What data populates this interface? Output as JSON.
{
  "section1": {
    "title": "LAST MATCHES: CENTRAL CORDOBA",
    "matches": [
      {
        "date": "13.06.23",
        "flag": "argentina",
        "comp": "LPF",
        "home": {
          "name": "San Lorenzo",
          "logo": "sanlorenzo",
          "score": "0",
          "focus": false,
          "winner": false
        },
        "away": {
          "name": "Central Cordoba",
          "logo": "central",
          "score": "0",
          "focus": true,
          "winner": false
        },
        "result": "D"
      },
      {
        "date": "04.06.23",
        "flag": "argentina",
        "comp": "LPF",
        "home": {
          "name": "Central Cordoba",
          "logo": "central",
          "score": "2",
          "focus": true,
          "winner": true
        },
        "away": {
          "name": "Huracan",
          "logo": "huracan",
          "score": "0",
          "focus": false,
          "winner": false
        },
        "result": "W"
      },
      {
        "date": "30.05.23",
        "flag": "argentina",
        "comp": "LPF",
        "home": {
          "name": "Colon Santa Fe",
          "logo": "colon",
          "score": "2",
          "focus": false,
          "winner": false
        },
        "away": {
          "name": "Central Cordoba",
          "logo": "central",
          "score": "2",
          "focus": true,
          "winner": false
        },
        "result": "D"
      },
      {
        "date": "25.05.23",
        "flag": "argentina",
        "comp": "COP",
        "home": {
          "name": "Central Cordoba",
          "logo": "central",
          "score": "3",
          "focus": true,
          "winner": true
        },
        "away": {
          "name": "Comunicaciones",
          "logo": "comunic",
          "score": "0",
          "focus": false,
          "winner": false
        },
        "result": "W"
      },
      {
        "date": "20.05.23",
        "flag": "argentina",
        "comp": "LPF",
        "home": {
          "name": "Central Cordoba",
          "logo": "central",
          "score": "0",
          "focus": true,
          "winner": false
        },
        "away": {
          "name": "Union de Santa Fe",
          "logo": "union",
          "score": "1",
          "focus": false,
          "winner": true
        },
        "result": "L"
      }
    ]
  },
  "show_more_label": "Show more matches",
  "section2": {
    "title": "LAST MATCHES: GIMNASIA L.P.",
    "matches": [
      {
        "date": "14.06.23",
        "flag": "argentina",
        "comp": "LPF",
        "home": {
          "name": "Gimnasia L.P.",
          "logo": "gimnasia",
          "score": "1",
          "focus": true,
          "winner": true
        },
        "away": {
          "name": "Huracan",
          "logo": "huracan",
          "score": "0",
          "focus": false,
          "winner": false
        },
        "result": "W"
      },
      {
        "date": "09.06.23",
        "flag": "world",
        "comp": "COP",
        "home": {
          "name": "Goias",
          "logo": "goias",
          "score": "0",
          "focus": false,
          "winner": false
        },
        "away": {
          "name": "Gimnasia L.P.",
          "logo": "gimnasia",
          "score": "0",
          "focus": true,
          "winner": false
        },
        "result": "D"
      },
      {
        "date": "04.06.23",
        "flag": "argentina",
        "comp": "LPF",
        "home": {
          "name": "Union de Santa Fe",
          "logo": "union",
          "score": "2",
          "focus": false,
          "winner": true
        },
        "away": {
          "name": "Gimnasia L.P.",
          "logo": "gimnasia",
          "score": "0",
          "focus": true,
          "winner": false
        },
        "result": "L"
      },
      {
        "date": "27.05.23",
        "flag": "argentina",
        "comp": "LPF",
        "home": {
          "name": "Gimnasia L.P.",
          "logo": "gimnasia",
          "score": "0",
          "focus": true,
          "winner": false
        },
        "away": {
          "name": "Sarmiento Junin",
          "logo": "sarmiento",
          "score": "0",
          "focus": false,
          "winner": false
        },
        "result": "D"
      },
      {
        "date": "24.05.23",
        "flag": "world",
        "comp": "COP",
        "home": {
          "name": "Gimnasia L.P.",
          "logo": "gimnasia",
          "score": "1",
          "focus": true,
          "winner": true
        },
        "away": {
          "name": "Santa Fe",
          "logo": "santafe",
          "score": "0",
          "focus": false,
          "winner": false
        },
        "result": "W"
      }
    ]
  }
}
◇ ◇ ◇
Write out every line of the material again, exactly as it reads.

What data populates this interface? Output as JSON.
{
  "section1": {
    "title": "LAST MATCHES: CENTRAL CORDOBA",
    "matches": [
      {
        "date": "13.06.23",
        "flag": "argentina",
        "comp": "LPF",
        "home": {
          "name": "San Lorenzo",
          "logo": "sanlorenzo",
          "score": "0",
          "focus": false,
          "winner": false
        },
        "away": {
          "name": "Central Cordoba",
          "logo": "central",
          "score": "0",
          "focus": true,
          "winner": false
        },
        "result": "D"
      },
      {
        "date": "04.06.23",
        "flag": "argentina",
        "comp": "LPF",
        "home": {
          "name": "Central Cordoba",
          "logo": "central",
          "score": "2",
          "focus": true,
          "winner": true
        },
        "away": {
          "name": "Huracan",
          "logo": "huracan",
          "score": "0",
          "focus": false,
          "winner": false
        },
        "result": "W"
      },
      {
        "date": "30.05.23",
        "flag": "argentina",
        "comp": "LPF",
        "home": {
          "name": "Colon Santa Fe",
          "logo": "colon",
          "score": "2",
          "focus": false,
          "winner": false
        },
        "away": {
          "name": "Central Cordoba",
          "logo": "central",
          "score": "2",
          "focus": true,
          "winner": false
        },
        "result": "D"
      },
      {
        "date": "25.05.23",
        "flag": "argentina",
        "comp": "COP",
        "home": {
          "name": "Central Cordoba",
          "logo": "central",
          "score": "3",
          "focus": true,
          "winner": true
        },
        "away": {
          "name": "Comunicaciones",
          "logo": "comunic",
          "score": "0",
          "focus": false,
          "winner": false
        },
        "result": "W"
      },
      {
        "date": "20.05.23",
        "flag": "argentina",
        "comp": "LPF",
        "home": {
          "name": "Central Cordoba",
          "logo": "central",
          "score": "0",
          "focus": true,
          "winner": false
        },
        "away": {
          "name": "Union de Santa Fe",
          "logo": "union",
          "score": "1",
          "focus": false,
          "winner": true
        },
        "result": "L"
      }
    ]
  },
  "show_more_label": "Show more matches",
  "section2": {
    "title": "LAST MATCHES: GIMNASIA L.P.",
    "matches": [
      {
        "date": "14.06.23",
        "flag": "argentina",
        "comp": "LPF",
        "home": {
          "name": "Gimnasia L.P.",
          "logo": "gimnasia",
          "score": "1",
          "focus": true,
          "winner": true
        },
        "away": {
          "name": "Huracan",
          "logo": "huracan",
          "score": "0",
          "focus": false,
          "winner": false
        },
        "result": "W"
      },
      {
        "date": "09.06.23",
        "flag": "world",
        "comp": "COP",
        "home": {
          "name": "Goias",
          "logo": "goias",
          "score": "0",
          "focus": false,
          "winner": false
        },
        "away": {
          "name": "Gimnasia L.P.",
          "logo": "gimnasia",
          "score": "0",
          "focus": true,
          "winner": false
        },
        "result": "D"
      },
      {
        "date": "04.06.23",
        "flag": "argentina",
        "comp": "LPF",
        "home": {
          "name": "Union de Santa Fe",
          "logo": "union",
          "score": "2",
          "focus": false,
          "winner": true
        },
        "away": {
          "name": "Gimnasia L.P.",
          "logo": "gimnasia",
          "score": "0",
          "focus": true,
          "winner": false
        },
        "result": "L"
      },
      {
        "date": "27.05.23",
        "flag": "argentina",
        "comp": "LPF",
        "home": {
          "name": "Gimnasia L.P.",
          "logo": "gimnasia",
          "score": "0",
          "focus": true,
          "winner": false
        },
        "away": {
          "name": "Sarmiento Junin",
          "logo": "sarmiento",
          "score": "0",
          "focus": false,
          "winner": false
        },
        "result": "D"
      },
      {
        "date": "24.05.23",
        "flag": "world",
        "comp": "COP",
        "home": {
          "name": "Gimnasia L.P.",
          "logo": "gimnasia",
          "score": "1",
          "focus": true,
          "winner": true
        },
        "away": {
          "name": "Santa Fe",
          "logo": "santafe",
          "score": "0",
          "focus": false,
          "winner": false
        },
        "result": "W"
      }
    ]
  }
}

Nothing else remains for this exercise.